[Layout element entries]
◆ ◆ ◆ ◆ ◆ ◆ ◆

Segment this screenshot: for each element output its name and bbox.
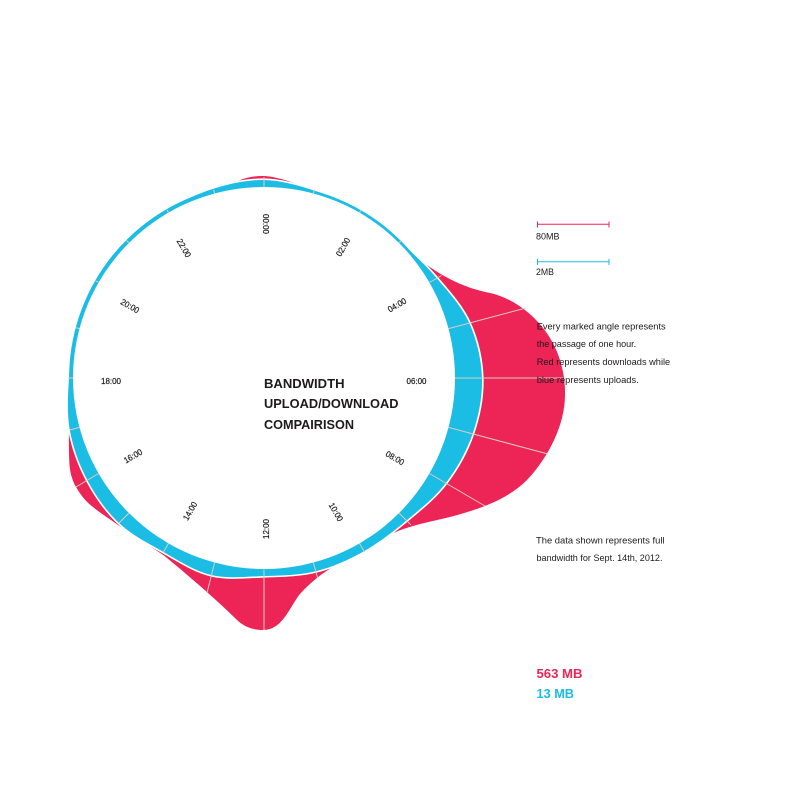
hour marks <box>68 177 563 630</box>
title <box>264 376 398 432</box>
upload area: blue <box>68 180 482 577</box>
radial chart <box>68 176 565 630</box>
hour labels: 02:00 <box>334 236 352 258</box>
title: UPLOAD/DOWNLOAD <box>264 396 398 411</box>
hour labels: 20:00 <box>119 297 141 315</box>
hour labels: 18:00 <box>101 376 121 386</box>
explanation text <box>537 320 670 385</box>
legend: download scale <box>536 222 609 242</box>
totals: 13 MB <box>536 686 574 701</box>
data note: The data shown represents full <box>536 534 664 545</box>
hour labels: 00:00 <box>261 214 271 234</box>
title: COMPAIRISON <box>264 417 354 432</box>
download area: red <box>69 176 565 630</box>
hour labels: 14:00 <box>181 500 199 522</box>
legend: upload scale <box>536 259 609 278</box>
hour labels <box>101 214 427 539</box>
data note: bandwidth for Sept. 14th, 2012. <box>536 552 662 563</box>
hour labels: 16:00 <box>122 447 144 465</box>
hour labels: 06:00 <box>406 376 427 386</box>
explanation text: blue represents uploads. <box>537 374 639 385</box>
legend: download scale: 80MB <box>536 231 560 242</box>
hour labels: 12:00 <box>261 519 271 539</box>
hour labels: 22:00 <box>175 237 193 259</box>
explanation text: the passage of one hour. <box>537 338 636 349</box>
legend: upload scale: 2MB <box>536 267 554 278</box>
totals: 563 MB <box>536 666 582 681</box>
hour labels: 10:00 <box>327 501 345 523</box>
totals <box>536 666 582 701</box>
explanation text: Red represents downloads while <box>537 356 670 367</box>
hour labels: 08:00 <box>384 449 406 467</box>
explanation text: Every marked angle represents <box>537 320 666 332</box>
title: BANDWIDTH <box>264 376 344 391</box>
data note <box>536 534 664 563</box>
inner white dial <box>73 187 455 569</box>
hour labels: 04:00 <box>386 296 408 314</box>
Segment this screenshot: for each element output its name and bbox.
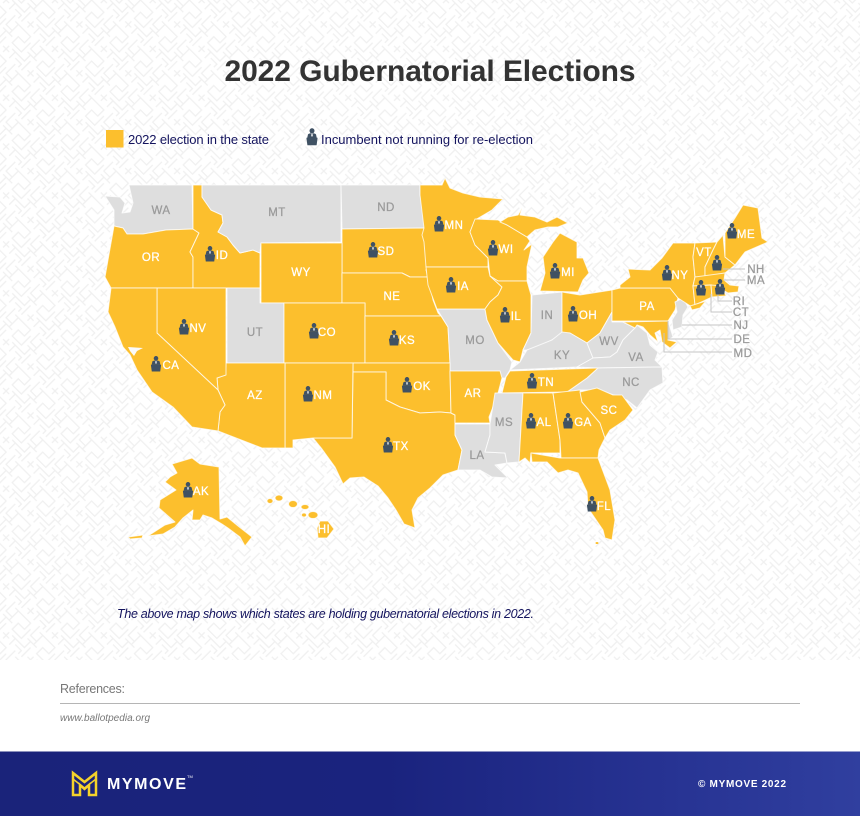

◆ ◆ ◆ ◆ ◆ ◆ ◆

**What you have to do:** Starting at the line above that contains "hour marks <box>68 177 563 630</box>" and ending with the line that contains "title: UPLOAD/DOWNLOAD <box>264", arrange those lines as a Markdown table with columns named Row and Entry. Number each line under Row, put the line itself under Entry, and leave out any blank lines.

**Exercise result:**
| Row | Entry |
|---|---|
| 1 | hour marks <box>68 177 563 630</box> |
| 2 | title <box>264 376 398 432</box> |
| 3 | upload area: blue <box>68 180 482 577</box> |
| 4 | radial chart <box>68 176 565 630</box> |
| 5 | hour labels: 02:00 <box>334 236 352 258</box> |
| 6 | title: UPLOAD/DOWNLOAD <box>264 396 398 411</box> |